Give the number of lines in the following entries that contain the word "adjusted", with nothing added.

(Document content entries)
·····

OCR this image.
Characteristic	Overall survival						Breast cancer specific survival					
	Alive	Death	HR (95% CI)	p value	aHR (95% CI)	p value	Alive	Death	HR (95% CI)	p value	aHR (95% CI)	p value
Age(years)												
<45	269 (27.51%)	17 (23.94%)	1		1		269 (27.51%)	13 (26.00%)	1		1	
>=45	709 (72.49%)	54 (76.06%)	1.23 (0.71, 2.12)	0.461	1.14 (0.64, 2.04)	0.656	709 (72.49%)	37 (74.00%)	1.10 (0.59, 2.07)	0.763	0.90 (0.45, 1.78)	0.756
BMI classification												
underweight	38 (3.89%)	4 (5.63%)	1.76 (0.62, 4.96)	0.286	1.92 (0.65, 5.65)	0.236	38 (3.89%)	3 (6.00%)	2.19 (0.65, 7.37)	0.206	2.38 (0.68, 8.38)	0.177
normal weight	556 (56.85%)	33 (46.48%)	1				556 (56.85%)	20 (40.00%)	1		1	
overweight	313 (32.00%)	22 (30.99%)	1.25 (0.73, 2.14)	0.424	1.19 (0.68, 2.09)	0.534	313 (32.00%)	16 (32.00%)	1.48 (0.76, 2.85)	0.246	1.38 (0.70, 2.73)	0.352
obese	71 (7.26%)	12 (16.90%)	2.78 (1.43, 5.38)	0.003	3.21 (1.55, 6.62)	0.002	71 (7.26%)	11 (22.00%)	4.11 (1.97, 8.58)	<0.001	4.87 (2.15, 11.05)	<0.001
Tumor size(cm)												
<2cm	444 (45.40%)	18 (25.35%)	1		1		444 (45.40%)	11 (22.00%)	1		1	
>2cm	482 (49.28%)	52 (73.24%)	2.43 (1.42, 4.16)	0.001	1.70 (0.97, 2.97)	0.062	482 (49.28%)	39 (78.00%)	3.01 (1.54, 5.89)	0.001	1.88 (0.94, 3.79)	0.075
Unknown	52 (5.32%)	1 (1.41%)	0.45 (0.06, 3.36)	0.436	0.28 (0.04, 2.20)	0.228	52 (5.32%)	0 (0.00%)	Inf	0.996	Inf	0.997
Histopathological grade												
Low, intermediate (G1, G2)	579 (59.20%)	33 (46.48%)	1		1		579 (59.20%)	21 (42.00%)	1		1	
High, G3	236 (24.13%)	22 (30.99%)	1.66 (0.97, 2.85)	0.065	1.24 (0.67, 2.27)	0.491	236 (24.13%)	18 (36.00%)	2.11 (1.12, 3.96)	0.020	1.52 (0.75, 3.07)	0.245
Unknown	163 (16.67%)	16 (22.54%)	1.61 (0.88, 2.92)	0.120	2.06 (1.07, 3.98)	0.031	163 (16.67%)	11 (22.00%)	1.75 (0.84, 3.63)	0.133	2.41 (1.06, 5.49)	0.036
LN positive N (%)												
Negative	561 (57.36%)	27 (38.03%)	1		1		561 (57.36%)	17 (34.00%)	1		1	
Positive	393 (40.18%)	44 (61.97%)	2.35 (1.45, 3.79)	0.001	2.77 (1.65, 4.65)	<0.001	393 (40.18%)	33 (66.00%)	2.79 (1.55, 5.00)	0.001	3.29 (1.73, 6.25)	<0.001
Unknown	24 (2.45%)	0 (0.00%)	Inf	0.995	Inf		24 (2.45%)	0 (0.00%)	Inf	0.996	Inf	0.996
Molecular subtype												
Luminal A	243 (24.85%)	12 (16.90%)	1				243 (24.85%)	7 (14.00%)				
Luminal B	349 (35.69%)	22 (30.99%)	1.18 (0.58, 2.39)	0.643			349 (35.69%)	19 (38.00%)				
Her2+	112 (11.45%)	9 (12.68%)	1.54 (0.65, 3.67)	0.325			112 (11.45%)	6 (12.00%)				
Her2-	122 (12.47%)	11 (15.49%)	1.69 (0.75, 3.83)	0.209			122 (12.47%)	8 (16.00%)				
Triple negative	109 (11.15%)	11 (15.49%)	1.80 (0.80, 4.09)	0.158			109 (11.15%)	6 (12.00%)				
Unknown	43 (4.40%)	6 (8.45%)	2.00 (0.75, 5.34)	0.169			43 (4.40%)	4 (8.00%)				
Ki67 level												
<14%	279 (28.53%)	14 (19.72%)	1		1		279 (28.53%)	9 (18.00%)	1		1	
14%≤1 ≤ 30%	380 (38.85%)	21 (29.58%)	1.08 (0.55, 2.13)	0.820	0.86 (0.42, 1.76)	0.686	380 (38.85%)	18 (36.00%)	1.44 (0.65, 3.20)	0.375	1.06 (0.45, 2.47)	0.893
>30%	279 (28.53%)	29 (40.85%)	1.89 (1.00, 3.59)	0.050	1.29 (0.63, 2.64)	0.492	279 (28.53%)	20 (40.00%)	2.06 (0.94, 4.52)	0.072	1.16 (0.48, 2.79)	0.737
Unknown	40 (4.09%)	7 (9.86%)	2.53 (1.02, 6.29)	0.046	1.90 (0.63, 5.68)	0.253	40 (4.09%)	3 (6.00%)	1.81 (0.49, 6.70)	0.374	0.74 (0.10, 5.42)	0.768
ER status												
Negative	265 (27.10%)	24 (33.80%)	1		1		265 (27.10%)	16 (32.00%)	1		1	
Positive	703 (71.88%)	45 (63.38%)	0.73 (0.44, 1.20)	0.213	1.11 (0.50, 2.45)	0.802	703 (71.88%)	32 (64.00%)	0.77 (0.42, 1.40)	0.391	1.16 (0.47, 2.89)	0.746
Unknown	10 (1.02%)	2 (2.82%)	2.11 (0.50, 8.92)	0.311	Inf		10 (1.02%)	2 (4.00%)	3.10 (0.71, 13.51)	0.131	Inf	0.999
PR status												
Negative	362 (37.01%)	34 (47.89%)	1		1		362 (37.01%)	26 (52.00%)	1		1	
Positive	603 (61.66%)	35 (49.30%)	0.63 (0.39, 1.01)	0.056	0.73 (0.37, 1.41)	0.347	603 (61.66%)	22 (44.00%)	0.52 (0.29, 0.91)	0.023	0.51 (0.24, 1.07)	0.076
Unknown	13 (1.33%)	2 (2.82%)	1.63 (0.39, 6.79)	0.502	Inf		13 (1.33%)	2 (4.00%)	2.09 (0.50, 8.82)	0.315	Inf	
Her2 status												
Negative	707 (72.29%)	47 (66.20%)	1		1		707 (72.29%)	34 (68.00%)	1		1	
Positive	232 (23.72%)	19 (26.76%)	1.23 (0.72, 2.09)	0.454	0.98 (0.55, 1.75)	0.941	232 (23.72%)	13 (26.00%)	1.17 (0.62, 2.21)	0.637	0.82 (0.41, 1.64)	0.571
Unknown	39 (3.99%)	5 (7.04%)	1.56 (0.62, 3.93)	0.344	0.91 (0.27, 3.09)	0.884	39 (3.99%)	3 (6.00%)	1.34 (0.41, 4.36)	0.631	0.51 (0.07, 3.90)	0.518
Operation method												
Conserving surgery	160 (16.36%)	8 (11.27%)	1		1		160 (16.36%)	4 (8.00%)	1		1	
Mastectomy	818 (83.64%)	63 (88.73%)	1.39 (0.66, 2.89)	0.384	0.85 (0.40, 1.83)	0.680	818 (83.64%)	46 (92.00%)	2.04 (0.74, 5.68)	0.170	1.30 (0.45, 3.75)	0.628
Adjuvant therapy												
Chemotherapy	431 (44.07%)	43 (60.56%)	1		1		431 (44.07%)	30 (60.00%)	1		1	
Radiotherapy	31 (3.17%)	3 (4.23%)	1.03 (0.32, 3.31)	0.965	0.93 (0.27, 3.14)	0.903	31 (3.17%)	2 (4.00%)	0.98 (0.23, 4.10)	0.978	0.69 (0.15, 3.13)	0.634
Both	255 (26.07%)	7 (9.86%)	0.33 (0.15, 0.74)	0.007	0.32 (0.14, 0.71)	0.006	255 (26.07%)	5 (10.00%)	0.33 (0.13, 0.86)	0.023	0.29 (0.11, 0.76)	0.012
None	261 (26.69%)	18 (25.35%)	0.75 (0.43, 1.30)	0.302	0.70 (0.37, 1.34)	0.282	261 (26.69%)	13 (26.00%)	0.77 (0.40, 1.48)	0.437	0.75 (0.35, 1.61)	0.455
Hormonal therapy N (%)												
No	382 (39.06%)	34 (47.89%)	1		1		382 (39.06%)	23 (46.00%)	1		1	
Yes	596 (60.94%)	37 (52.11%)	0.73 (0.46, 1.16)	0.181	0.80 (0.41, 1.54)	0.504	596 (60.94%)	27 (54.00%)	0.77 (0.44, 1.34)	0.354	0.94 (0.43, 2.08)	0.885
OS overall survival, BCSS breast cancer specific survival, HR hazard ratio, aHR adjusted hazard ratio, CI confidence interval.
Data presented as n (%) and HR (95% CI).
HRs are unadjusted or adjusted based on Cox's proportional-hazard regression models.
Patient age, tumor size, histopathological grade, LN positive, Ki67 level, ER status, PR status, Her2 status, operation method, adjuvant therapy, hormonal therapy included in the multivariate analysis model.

·····

- RESPONSE TO THIS EXERCISE: 2